■ **Task details**
Lines containing the word "Vergabe" are the ones to copy from the records below.

■ **Dataset extract**
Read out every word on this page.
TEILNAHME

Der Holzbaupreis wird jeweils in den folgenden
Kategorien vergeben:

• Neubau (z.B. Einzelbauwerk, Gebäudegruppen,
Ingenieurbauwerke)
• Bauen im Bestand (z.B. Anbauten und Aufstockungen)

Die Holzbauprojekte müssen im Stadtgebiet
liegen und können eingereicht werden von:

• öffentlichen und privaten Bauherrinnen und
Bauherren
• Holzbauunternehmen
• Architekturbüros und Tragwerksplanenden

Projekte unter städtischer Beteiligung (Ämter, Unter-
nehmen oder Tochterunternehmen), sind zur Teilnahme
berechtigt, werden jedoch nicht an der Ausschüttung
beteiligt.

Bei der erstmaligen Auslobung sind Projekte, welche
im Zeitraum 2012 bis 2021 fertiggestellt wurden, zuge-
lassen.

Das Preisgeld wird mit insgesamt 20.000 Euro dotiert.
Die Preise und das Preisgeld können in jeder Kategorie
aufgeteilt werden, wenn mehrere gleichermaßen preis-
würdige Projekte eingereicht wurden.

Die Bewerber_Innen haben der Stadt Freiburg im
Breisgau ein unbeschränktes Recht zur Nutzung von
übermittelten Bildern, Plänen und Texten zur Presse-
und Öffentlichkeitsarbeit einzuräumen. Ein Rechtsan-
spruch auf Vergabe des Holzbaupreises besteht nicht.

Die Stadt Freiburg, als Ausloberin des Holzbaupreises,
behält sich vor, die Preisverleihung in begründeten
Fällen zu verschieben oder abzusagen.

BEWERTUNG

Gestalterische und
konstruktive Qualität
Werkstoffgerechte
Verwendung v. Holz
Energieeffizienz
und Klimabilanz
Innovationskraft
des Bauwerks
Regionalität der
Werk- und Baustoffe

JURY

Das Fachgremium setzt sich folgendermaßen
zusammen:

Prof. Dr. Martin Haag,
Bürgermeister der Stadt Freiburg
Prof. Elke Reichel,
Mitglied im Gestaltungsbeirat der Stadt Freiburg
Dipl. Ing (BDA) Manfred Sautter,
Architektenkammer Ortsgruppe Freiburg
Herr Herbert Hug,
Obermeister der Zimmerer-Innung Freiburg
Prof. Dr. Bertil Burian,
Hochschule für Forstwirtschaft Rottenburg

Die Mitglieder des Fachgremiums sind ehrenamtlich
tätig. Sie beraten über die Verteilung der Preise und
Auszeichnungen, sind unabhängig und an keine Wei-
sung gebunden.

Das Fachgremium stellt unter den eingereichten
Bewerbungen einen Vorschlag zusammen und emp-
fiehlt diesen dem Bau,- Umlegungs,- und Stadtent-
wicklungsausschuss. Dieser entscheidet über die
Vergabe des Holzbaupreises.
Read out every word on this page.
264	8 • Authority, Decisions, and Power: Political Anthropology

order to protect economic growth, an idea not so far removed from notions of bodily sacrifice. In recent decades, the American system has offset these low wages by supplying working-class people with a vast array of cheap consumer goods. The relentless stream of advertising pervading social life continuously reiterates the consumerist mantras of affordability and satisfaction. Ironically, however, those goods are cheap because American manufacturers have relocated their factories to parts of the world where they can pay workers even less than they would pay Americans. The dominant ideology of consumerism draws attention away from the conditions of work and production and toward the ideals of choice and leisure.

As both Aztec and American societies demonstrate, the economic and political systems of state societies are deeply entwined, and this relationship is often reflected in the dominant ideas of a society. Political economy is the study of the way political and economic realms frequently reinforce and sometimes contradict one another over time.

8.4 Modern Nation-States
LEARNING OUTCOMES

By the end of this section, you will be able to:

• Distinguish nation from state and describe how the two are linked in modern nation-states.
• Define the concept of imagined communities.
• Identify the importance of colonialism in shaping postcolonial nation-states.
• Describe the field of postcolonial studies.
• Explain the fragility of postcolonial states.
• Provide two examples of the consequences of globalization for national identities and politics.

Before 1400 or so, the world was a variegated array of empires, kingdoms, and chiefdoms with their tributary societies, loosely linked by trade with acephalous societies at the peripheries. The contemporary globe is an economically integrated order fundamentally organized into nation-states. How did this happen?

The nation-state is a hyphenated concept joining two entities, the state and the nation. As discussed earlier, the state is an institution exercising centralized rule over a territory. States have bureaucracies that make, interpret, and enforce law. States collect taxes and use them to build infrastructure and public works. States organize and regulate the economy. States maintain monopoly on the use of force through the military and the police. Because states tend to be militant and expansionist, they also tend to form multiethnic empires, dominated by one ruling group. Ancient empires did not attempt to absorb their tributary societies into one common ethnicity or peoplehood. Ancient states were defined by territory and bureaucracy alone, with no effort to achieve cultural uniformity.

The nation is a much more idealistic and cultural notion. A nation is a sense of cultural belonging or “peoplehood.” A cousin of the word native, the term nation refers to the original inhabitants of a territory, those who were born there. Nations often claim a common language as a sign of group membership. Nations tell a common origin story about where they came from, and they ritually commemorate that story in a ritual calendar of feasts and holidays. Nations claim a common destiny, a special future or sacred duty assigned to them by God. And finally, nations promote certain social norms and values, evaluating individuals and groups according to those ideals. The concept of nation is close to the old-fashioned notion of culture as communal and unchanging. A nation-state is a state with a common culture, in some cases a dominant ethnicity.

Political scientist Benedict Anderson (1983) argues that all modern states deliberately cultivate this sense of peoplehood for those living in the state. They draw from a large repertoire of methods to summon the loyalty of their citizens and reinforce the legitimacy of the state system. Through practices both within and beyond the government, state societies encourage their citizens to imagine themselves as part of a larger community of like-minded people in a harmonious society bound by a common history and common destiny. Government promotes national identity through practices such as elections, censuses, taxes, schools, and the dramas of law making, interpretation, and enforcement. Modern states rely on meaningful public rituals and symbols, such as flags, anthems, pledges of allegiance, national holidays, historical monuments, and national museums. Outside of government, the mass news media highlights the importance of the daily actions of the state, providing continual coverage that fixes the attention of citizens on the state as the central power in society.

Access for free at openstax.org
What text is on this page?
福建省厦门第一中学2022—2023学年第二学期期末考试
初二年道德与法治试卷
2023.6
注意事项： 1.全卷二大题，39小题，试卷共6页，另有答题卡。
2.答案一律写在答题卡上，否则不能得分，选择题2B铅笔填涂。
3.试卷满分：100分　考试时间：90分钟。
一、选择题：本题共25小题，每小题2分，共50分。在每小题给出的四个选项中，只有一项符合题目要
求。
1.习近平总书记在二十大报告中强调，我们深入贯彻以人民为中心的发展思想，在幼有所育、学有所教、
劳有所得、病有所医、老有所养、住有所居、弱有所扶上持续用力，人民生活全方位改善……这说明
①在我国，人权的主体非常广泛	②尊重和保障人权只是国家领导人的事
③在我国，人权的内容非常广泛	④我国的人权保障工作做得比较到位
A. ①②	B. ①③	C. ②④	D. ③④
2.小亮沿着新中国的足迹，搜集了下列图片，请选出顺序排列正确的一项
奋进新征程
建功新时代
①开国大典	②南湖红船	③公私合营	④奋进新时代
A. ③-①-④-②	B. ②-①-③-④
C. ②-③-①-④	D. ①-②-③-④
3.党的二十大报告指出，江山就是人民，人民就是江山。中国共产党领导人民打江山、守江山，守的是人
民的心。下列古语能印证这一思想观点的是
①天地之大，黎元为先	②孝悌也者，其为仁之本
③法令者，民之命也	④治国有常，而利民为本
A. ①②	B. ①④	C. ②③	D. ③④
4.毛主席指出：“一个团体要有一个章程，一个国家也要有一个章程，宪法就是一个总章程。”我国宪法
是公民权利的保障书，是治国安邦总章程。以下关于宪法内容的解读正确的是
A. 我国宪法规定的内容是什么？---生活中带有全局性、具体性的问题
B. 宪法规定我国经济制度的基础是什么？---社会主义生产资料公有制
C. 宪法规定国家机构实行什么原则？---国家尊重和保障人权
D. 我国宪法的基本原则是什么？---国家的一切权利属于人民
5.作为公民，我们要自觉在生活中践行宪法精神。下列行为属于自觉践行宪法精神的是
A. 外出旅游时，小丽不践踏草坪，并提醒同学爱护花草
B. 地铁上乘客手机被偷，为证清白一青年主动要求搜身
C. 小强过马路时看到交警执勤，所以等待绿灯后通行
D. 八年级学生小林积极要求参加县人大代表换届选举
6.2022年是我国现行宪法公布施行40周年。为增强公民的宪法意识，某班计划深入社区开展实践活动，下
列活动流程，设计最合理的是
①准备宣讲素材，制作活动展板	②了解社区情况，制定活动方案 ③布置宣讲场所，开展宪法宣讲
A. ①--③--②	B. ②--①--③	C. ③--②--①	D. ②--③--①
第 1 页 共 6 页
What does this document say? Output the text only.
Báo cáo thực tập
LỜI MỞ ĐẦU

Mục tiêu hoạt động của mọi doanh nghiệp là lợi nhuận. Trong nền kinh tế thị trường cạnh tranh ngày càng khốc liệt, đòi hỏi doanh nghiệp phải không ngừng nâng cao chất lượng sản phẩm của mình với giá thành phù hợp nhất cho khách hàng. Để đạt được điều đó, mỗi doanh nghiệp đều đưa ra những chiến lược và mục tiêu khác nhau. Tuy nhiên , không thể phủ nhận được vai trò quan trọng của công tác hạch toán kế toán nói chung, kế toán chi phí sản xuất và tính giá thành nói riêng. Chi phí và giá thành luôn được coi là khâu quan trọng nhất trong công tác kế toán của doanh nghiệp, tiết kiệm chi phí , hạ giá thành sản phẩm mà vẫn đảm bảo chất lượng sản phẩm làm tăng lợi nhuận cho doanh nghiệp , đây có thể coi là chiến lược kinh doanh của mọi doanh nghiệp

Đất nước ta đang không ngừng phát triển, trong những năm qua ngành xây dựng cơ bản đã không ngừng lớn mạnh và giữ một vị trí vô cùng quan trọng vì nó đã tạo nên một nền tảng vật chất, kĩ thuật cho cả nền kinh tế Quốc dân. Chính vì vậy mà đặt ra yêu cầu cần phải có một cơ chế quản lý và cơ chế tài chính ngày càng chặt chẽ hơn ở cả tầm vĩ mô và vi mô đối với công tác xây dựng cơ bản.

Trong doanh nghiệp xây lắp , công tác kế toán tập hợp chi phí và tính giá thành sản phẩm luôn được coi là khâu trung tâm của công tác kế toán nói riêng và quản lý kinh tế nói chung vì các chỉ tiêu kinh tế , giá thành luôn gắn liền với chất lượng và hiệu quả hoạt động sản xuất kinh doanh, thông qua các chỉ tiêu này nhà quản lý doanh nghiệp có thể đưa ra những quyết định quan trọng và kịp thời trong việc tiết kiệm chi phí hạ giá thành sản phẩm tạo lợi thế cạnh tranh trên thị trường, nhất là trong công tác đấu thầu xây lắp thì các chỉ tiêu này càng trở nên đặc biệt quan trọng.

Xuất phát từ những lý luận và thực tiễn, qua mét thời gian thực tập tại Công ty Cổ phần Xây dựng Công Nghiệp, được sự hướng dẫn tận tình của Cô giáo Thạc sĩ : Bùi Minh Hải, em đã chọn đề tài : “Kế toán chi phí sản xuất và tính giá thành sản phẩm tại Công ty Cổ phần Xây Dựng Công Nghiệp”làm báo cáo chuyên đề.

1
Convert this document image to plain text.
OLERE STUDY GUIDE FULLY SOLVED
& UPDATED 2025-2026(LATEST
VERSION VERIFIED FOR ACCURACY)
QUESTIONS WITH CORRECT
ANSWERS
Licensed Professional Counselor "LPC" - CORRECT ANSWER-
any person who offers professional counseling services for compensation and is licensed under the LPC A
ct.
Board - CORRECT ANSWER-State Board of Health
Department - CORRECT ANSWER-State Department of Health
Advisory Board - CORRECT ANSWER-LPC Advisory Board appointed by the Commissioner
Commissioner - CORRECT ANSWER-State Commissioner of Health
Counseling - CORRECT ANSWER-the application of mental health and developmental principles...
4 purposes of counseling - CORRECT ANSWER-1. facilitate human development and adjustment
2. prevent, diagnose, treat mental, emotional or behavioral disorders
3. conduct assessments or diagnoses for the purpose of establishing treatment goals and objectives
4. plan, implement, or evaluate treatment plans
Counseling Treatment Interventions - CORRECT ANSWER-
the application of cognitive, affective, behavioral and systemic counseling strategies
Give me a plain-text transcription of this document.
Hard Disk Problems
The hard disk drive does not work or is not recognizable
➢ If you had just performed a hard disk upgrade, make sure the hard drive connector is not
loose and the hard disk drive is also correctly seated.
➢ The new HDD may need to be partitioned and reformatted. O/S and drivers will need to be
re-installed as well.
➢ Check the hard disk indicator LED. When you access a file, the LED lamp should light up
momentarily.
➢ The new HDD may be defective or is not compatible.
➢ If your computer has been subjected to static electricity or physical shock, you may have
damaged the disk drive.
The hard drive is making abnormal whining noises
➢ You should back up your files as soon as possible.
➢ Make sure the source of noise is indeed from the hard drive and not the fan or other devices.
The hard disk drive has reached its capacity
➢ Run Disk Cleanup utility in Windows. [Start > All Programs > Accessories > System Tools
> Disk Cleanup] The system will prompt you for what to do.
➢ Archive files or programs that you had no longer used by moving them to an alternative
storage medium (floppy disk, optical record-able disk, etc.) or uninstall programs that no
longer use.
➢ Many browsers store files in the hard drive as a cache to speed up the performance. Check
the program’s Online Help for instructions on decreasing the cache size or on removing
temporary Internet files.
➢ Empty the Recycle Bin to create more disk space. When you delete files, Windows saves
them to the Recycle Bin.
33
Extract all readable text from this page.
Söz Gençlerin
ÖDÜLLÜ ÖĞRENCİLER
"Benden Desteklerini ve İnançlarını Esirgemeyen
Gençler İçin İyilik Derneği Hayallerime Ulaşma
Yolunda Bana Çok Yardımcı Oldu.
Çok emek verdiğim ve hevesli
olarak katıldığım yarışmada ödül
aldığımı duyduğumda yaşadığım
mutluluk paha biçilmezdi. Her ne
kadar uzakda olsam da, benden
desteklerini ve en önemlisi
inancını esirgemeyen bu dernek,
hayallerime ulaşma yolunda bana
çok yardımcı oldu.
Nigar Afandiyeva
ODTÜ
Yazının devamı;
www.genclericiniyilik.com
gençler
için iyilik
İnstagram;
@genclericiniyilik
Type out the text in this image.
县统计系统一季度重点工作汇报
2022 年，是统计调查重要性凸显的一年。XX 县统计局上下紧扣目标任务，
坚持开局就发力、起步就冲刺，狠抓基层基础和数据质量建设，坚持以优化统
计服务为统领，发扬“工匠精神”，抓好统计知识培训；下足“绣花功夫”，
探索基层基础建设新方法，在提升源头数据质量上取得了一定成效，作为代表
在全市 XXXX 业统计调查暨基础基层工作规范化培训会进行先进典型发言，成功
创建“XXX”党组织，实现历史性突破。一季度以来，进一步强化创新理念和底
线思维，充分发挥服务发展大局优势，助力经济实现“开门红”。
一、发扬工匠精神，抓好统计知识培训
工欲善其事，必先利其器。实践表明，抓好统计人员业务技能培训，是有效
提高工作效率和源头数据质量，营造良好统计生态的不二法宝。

■ **Full solution**
spruch auf Vergabe des Holzbaupreises besteht nicht.
Vergabe des Holzbaupreises.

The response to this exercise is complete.